▶ Requirement:
Identify all lines in the listing that include the word "Sider", and copy them out.

▶ Data rows:
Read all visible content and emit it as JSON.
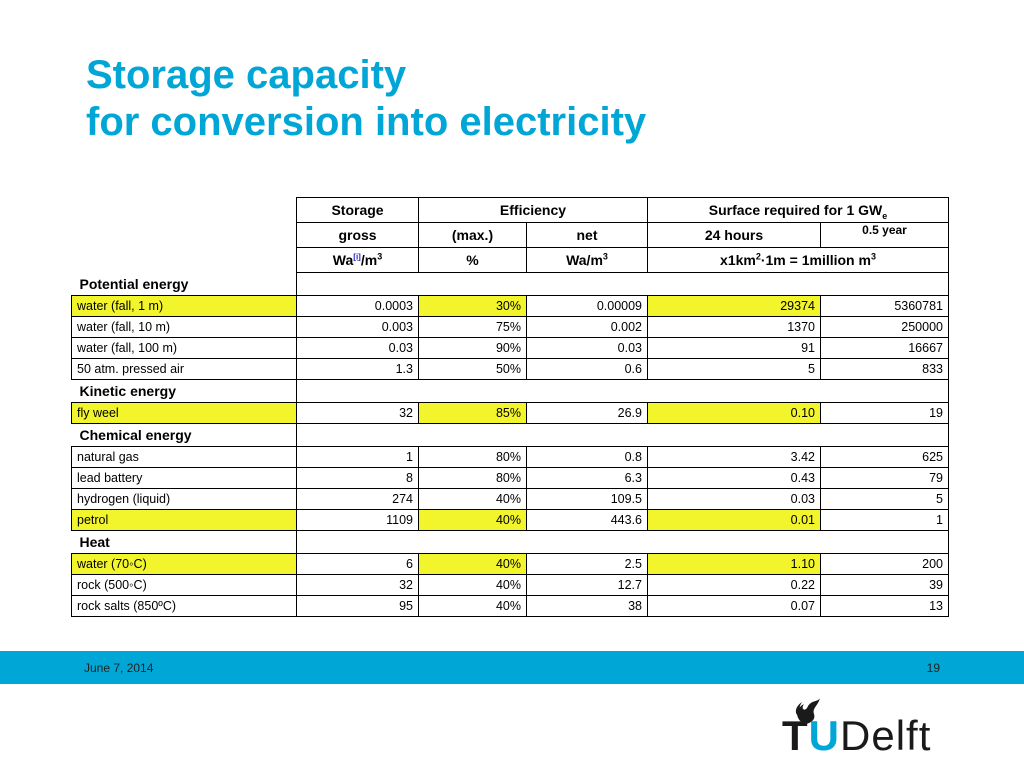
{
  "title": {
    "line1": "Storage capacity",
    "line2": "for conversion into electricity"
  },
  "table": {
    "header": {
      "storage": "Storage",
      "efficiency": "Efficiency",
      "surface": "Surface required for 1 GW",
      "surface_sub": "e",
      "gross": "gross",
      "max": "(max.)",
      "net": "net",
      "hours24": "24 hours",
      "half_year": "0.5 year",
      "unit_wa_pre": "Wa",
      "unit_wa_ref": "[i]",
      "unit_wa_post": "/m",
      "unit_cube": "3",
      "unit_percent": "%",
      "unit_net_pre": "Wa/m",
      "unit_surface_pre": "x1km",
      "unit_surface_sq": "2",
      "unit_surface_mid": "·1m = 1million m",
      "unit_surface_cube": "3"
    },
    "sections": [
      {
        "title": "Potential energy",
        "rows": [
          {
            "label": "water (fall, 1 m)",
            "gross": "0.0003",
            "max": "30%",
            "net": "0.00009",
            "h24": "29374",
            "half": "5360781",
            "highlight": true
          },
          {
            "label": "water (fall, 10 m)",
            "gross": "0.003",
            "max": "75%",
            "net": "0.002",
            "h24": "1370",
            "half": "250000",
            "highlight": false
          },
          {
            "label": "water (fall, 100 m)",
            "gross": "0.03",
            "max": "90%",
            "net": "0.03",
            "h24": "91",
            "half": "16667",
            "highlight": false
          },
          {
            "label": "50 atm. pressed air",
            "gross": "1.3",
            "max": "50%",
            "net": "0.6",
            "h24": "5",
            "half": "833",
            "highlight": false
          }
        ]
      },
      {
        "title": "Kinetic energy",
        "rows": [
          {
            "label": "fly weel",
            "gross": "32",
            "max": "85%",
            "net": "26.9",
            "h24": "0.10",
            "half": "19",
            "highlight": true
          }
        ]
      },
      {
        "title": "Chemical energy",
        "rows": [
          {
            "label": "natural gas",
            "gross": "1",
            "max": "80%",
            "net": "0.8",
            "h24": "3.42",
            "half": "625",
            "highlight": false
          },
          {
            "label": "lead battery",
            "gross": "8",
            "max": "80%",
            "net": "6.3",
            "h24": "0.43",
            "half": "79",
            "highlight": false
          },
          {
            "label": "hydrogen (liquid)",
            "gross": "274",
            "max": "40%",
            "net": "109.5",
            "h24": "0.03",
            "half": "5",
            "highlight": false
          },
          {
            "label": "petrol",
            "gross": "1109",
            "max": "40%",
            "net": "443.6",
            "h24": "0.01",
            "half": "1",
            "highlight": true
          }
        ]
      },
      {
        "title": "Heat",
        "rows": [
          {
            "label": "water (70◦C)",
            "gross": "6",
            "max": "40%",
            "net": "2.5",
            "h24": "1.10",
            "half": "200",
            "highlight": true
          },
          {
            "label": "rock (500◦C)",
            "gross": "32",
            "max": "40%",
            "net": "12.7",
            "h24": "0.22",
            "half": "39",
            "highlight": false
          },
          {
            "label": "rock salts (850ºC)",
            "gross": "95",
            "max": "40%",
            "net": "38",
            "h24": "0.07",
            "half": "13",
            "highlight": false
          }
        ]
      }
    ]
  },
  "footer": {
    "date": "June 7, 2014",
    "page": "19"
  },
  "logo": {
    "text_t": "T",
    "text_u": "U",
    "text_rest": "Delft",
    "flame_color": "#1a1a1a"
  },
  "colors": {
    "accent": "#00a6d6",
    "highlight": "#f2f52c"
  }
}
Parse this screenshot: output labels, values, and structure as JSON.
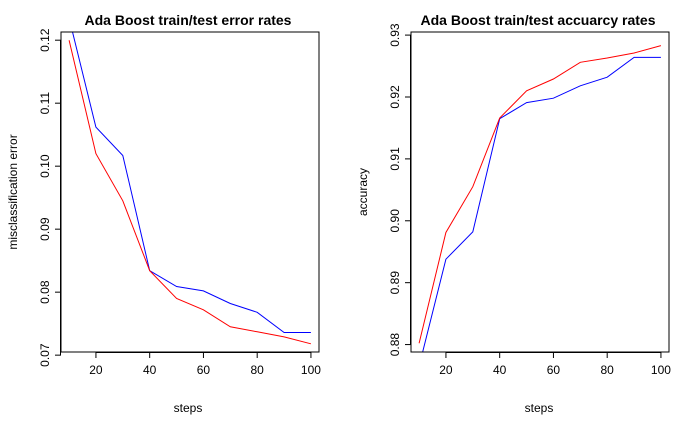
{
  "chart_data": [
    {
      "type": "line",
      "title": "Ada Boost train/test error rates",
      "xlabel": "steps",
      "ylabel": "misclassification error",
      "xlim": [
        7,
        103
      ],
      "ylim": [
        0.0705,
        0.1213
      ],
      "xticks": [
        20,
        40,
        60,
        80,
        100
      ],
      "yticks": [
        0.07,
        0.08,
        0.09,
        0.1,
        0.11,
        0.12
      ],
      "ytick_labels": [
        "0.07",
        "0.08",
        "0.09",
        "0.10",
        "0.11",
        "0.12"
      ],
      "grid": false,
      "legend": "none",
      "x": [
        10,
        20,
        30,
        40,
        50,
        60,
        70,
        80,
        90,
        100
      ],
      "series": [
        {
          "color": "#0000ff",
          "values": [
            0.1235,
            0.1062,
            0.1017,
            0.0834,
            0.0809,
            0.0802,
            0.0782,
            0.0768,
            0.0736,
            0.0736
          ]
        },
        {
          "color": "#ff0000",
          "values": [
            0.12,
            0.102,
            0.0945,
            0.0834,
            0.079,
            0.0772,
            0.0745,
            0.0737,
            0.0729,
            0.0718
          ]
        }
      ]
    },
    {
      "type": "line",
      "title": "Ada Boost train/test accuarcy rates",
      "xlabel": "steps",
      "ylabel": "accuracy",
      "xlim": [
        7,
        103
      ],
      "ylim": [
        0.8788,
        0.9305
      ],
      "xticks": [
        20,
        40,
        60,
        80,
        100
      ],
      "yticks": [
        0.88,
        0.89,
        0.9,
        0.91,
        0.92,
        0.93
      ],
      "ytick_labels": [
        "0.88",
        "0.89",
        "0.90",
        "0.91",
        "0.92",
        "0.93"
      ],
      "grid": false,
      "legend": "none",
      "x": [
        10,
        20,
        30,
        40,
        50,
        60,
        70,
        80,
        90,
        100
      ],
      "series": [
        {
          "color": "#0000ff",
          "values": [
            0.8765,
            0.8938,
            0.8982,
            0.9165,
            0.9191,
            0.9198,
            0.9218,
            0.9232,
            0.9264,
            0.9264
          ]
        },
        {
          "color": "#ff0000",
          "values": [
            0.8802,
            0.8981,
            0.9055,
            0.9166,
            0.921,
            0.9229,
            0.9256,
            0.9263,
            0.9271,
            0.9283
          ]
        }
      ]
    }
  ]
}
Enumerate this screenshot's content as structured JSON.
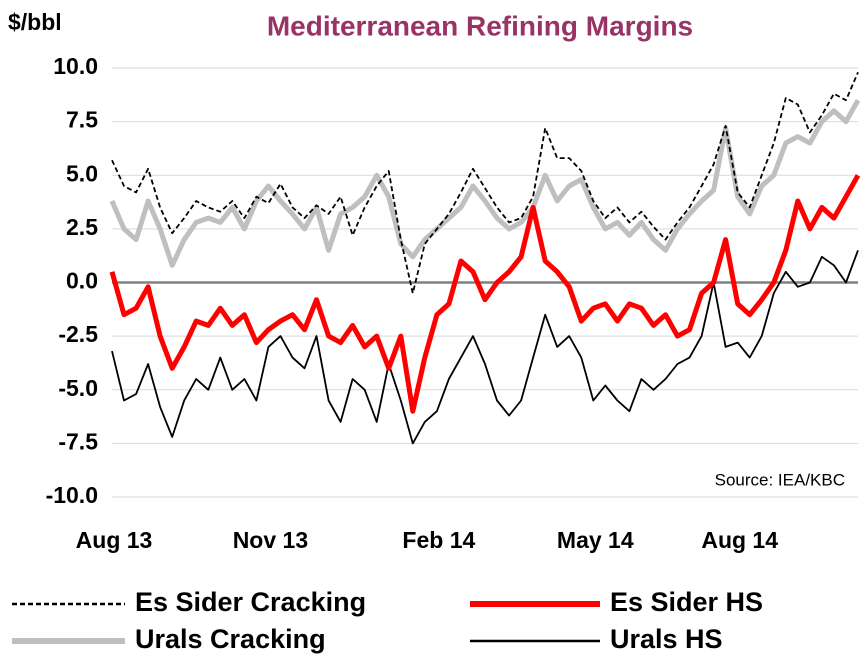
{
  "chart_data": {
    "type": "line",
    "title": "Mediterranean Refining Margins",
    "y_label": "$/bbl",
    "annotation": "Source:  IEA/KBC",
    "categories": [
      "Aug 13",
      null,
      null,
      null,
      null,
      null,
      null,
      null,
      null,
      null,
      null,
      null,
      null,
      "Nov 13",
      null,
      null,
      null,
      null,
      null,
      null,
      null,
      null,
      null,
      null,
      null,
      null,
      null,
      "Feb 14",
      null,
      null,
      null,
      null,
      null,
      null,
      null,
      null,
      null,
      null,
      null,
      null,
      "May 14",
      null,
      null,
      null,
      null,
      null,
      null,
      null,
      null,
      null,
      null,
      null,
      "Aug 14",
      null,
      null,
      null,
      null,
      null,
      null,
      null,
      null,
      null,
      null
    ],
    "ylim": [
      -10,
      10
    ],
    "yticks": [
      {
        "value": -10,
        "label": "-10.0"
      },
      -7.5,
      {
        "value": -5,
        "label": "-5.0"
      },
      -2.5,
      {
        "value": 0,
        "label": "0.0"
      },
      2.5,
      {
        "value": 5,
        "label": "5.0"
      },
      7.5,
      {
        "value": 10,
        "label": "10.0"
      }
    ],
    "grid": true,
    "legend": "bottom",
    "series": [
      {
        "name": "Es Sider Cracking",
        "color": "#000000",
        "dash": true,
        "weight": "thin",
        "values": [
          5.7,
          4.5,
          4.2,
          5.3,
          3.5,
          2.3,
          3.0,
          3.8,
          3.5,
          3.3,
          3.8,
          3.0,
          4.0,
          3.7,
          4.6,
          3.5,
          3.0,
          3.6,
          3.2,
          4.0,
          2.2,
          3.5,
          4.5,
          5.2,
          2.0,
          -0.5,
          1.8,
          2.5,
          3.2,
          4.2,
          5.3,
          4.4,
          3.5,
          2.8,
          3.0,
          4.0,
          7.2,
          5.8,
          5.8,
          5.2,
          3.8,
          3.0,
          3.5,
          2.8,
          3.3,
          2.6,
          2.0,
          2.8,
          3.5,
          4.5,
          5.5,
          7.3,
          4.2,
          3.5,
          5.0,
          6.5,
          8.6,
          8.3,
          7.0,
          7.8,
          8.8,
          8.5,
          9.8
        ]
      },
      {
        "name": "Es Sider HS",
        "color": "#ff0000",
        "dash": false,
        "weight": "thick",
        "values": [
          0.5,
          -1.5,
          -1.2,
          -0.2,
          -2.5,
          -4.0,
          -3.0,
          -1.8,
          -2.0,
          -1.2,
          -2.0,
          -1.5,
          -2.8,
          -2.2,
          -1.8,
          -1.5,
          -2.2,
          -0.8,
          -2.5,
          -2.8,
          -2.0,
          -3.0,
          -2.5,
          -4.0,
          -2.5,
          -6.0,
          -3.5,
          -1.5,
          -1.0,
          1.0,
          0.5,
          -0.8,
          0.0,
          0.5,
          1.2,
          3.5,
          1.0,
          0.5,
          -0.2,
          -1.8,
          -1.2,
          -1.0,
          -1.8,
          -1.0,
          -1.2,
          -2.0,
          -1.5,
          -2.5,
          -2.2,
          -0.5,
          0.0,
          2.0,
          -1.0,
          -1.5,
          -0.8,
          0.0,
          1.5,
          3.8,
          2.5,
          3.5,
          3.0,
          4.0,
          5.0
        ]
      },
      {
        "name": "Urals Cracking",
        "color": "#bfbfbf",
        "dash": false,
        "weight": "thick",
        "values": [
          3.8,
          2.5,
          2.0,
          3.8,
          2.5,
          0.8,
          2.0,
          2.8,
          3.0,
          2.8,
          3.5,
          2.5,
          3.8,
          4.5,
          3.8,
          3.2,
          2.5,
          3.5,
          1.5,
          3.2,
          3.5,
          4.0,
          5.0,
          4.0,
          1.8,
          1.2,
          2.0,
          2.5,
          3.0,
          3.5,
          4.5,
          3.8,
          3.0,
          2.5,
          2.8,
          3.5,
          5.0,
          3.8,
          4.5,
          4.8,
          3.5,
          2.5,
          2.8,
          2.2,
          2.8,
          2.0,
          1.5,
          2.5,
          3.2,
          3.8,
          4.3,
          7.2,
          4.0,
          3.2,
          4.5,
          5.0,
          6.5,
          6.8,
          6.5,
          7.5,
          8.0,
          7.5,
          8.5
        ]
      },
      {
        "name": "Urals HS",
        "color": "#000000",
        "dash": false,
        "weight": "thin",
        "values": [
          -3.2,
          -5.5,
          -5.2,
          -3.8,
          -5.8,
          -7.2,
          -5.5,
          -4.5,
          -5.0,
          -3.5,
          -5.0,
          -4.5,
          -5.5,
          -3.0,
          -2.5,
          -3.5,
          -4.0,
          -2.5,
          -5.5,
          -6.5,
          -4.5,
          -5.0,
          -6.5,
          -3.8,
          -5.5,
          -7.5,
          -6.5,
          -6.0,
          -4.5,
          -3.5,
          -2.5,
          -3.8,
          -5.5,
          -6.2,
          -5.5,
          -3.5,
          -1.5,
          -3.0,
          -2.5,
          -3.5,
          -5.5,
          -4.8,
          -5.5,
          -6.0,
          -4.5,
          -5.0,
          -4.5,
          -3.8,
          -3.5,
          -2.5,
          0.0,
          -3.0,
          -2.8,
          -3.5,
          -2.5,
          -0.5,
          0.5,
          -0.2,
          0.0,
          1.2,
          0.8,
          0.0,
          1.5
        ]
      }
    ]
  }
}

▶ Result of the exercise:
        "name": "Es Sider Cracking",
        "name": "Es Sider HS",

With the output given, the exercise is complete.